What the task requires
Reproduce the records below, substituting "Repairing" for every instance of "Fixing" and leaving everything else unchanged. Omit the pictures from your output.

Collected data:
--*--
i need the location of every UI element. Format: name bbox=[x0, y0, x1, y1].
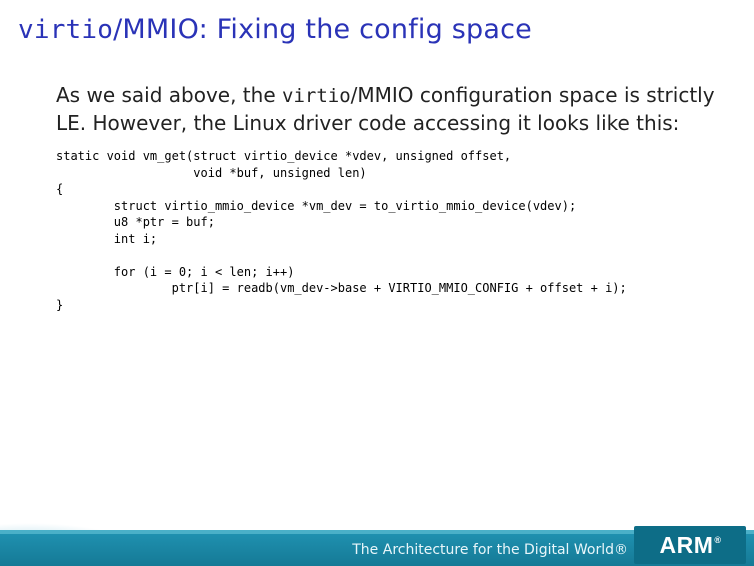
slide-title: virtio/MMIO: Fixing the config space bbox=[18, 14, 532, 45]
title-code-part: virtio bbox=[18, 15, 113, 45]
body-frag-2: /MMIO configuration space is strictly bbox=[351, 83, 715, 107]
title-rest: : Fixing the config space bbox=[199, 14, 532, 45]
arm-logo-reg: ® bbox=[714, 535, 721, 545]
arm-logo-text: ARM bbox=[659, 532, 713, 558]
arm-logo: ARM® bbox=[659, 532, 720, 559]
slide: virtio/MMIO: Fixing the config space As … bbox=[0, 0, 754, 566]
title-mmio: /MMIO bbox=[113, 14, 198, 45]
slide-body-text: As we said above, the virtio/MMIO config… bbox=[56, 82, 730, 137]
code-listing: static void vm_get(struct virtio_device … bbox=[56, 148, 627, 313]
footer: The Architecture for the Digital World® … bbox=[0, 496, 754, 566]
body-frag-1: As we said above, the bbox=[56, 83, 282, 107]
body-code-frag: virtio bbox=[282, 85, 351, 107]
body-line-2: LE. However, the Linux driver code acces… bbox=[56, 111, 679, 135]
footer-tagline: The Architecture for the Digital World® bbox=[352, 542, 628, 558]
footer-main-bar: The Architecture for the Digital World® … bbox=[0, 534, 754, 566]
arm-logo-box: ARM® bbox=[634, 526, 746, 564]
--*--
Output of the task
i need the location of every UI element. Format: name bbox=[x0, y0, x1, y1].
slide-title: virtio/MMIO: Repairing the config space bbox=[18, 14, 532, 45]
title-code-part: virtio bbox=[18, 15, 113, 45]
body-frag-2: /MMIO configuration space is strictly bbox=[351, 83, 715, 107]
title-rest: : Repairing the config space bbox=[199, 14, 532, 45]
arm-logo-reg: ® bbox=[714, 535, 721, 545]
arm-logo-text: ARM bbox=[659, 532, 713, 558]
arm-logo: ARM® bbox=[659, 532, 720, 559]
slide: virtio/MMIO: Repairing the config space As … bbox=[0, 0, 754, 566]
title-mmio: /MMIO bbox=[113, 14, 198, 45]
slide-body-text: As we said above, the virtio/MMIO config… bbox=[56, 82, 730, 137]
code-listing: static void vm_get(struct virtio_device … bbox=[56, 148, 627, 313]
footer: The Architecture for the Digital World® … bbox=[0, 496, 754, 566]
body-frag-1: As we said above, the bbox=[56, 83, 282, 107]
body-code-frag: virtio bbox=[282, 85, 351, 107]
body-line-2: LE. However, the Linux driver code acces… bbox=[56, 111, 679, 135]
footer-tagline: The Architecture for the Digital World® bbox=[352, 542, 628, 558]
footer-main-bar: The Architecture for the Digital World® … bbox=[0, 534, 754, 566]
arm-logo-box: ARM® bbox=[634, 526, 746, 564]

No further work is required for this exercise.